◆ **Supplied information**:
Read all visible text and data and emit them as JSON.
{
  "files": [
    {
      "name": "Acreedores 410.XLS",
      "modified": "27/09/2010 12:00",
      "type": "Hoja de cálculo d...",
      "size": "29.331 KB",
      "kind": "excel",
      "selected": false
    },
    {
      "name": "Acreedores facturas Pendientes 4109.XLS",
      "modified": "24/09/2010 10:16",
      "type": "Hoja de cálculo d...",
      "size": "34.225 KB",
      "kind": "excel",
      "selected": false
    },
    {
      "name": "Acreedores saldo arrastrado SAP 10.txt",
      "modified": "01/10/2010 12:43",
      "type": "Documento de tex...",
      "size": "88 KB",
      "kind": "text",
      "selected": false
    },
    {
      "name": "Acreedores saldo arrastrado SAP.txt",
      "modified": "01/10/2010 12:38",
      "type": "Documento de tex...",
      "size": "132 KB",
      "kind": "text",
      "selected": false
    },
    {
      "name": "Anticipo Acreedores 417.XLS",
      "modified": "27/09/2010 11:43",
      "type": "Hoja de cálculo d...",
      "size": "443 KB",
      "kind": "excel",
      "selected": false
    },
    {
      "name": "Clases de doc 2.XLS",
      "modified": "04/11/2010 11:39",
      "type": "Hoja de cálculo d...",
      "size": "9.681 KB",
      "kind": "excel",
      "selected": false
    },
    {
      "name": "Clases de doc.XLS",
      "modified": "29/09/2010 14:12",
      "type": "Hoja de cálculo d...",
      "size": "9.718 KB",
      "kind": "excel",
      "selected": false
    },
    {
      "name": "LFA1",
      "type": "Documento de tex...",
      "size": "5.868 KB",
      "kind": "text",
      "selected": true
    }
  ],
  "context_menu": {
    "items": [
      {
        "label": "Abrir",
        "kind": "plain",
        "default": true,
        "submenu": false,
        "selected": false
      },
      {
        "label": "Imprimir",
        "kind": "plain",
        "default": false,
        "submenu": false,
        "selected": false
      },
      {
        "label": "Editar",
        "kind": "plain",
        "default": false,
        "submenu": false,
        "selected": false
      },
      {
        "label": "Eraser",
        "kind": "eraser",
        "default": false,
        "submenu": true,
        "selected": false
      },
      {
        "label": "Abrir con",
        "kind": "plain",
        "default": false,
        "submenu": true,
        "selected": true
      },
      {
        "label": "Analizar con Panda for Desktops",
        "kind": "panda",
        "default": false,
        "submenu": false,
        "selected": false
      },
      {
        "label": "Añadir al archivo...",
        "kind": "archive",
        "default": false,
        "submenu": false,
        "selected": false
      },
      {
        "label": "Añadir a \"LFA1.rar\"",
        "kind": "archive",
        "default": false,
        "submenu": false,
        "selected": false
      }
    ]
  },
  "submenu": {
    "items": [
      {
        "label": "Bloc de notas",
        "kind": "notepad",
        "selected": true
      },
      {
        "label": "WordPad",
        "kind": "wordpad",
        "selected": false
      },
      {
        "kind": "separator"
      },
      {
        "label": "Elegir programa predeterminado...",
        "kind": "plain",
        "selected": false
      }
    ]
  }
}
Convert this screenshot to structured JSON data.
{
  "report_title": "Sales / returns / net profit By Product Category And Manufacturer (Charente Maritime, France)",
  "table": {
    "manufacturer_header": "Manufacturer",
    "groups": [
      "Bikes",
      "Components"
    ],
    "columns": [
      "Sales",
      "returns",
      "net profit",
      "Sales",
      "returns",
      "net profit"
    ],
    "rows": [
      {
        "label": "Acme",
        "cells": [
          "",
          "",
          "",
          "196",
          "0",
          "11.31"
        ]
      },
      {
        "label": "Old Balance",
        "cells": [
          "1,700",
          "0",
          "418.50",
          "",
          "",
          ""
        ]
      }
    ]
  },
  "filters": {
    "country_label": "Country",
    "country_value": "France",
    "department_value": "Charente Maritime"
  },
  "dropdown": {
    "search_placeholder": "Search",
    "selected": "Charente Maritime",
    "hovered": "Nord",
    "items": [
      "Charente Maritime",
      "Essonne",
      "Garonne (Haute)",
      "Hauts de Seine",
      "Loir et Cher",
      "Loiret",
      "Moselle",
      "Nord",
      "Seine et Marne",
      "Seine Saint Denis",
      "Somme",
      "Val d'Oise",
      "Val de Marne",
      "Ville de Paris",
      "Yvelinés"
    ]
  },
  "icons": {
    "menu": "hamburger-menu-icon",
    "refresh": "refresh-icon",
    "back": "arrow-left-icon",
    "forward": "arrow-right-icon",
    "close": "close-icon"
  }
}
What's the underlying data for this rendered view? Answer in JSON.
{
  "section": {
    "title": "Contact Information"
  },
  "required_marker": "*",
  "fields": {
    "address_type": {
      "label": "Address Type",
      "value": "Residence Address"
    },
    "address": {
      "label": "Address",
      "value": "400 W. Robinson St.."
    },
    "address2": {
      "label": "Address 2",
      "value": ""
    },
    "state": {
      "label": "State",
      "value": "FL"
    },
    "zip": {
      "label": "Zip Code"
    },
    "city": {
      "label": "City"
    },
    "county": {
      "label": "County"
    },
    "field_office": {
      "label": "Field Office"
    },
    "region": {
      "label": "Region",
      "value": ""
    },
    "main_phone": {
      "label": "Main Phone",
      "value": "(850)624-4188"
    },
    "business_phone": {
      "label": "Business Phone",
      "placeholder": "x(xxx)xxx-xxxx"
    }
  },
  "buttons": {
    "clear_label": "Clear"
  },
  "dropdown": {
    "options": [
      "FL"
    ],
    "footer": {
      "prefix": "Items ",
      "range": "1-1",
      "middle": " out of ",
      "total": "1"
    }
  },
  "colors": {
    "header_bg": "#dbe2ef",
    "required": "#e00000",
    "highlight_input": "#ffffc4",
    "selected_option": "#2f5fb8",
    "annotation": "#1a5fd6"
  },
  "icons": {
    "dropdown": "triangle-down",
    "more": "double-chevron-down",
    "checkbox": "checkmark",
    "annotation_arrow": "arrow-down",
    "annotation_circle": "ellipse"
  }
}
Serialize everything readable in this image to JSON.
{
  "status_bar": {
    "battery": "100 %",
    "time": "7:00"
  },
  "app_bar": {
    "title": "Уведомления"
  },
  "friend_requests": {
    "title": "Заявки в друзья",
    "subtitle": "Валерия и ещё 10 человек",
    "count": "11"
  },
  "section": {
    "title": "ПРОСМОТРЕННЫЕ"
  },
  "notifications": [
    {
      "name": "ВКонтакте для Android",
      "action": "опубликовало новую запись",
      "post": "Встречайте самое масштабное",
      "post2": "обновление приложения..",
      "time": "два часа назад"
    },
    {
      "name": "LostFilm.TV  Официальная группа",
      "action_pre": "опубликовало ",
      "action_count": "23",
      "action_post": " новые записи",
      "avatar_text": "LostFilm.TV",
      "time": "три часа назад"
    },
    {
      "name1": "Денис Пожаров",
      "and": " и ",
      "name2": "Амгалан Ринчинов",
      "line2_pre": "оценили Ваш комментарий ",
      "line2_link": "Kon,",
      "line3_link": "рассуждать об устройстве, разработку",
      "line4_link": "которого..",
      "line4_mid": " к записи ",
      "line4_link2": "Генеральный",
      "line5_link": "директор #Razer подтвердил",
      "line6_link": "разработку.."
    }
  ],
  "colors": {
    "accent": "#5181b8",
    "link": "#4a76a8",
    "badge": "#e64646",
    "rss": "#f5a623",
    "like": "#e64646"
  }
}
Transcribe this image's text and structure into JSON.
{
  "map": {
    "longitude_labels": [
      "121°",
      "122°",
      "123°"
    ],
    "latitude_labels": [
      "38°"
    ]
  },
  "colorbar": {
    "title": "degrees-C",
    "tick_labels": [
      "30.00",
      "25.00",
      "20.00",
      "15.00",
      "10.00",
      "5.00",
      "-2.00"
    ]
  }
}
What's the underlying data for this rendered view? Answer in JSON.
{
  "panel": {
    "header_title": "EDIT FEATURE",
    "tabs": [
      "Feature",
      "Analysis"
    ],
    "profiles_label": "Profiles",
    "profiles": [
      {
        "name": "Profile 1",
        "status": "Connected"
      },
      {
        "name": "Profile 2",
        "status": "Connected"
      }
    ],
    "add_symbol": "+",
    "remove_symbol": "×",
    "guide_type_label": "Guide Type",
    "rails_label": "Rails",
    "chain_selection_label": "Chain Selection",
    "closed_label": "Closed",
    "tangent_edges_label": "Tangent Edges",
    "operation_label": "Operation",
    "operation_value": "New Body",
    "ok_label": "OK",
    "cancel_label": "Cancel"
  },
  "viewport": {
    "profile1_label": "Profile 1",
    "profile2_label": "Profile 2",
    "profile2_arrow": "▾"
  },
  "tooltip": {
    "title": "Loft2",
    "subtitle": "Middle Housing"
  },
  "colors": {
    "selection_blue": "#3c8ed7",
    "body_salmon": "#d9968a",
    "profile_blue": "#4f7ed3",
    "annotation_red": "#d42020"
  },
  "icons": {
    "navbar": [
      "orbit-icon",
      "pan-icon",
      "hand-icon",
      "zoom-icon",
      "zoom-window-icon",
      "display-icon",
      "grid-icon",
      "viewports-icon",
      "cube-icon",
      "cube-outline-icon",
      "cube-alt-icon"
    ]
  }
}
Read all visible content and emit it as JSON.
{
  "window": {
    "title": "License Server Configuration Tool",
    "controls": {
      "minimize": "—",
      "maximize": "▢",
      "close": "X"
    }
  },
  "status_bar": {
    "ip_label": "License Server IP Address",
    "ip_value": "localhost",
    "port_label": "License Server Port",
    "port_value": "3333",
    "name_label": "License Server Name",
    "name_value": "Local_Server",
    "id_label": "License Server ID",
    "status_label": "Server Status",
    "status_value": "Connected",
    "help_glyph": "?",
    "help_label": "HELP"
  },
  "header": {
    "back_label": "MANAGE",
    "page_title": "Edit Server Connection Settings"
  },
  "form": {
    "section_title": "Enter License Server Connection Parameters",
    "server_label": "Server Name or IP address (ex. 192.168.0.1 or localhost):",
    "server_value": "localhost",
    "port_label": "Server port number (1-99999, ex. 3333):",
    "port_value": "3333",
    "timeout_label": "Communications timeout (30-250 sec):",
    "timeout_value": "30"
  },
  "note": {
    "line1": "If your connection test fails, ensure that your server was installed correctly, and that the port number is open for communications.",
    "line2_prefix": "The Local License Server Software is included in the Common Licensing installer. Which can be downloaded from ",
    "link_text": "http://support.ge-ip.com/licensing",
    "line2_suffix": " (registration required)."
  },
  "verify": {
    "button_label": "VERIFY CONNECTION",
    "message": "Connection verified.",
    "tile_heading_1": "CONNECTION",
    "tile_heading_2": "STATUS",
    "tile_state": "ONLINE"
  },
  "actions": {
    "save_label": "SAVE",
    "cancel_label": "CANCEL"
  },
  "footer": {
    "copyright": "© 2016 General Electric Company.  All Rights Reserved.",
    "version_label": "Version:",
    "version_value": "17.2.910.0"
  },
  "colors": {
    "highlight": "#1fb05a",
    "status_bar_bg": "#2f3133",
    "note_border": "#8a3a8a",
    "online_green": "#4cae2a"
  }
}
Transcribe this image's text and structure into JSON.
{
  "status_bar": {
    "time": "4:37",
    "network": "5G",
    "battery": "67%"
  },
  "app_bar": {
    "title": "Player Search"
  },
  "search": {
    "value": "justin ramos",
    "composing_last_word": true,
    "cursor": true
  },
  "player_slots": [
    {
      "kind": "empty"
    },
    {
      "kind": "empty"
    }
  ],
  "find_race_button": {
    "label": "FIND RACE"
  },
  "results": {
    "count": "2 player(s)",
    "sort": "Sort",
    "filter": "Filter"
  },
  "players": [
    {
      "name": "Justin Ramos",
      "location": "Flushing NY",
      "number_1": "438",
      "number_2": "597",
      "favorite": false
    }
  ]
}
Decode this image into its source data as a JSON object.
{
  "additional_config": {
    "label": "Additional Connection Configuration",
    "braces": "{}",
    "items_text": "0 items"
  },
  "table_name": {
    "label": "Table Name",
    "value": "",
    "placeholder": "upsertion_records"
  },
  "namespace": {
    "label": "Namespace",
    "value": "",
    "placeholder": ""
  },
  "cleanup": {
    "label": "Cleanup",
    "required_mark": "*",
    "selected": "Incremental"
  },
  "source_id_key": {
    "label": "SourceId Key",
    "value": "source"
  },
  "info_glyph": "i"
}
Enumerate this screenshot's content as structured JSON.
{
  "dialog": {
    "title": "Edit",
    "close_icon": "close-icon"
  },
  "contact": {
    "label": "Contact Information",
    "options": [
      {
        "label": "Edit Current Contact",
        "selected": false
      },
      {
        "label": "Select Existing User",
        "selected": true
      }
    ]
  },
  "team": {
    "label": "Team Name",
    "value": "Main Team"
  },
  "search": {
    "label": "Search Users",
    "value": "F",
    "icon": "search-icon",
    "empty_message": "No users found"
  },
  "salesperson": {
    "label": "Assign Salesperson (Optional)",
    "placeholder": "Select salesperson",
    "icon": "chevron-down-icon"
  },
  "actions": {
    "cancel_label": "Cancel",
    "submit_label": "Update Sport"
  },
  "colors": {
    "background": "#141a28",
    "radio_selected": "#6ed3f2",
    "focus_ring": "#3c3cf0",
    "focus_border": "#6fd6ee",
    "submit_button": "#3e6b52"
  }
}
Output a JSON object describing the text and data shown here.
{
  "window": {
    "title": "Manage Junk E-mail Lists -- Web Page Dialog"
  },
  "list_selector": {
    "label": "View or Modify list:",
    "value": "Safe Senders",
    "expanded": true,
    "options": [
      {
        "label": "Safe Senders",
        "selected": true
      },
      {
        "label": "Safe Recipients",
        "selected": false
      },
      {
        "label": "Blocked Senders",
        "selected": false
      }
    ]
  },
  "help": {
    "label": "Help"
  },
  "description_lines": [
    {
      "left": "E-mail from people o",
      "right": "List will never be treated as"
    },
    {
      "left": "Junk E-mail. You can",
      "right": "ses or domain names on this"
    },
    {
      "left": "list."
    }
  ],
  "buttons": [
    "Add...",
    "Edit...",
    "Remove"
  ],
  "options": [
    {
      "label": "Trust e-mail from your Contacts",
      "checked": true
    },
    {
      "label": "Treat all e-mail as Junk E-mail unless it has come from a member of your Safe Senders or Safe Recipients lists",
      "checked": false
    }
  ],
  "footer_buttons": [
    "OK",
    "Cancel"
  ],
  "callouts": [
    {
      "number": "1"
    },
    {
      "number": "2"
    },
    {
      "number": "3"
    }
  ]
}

◆ **Requirement**: Each line in the listing above that contains "назад" should be copied.

◆ **Result**:
      "time": "два часа назад"
      "time": "три часа назад"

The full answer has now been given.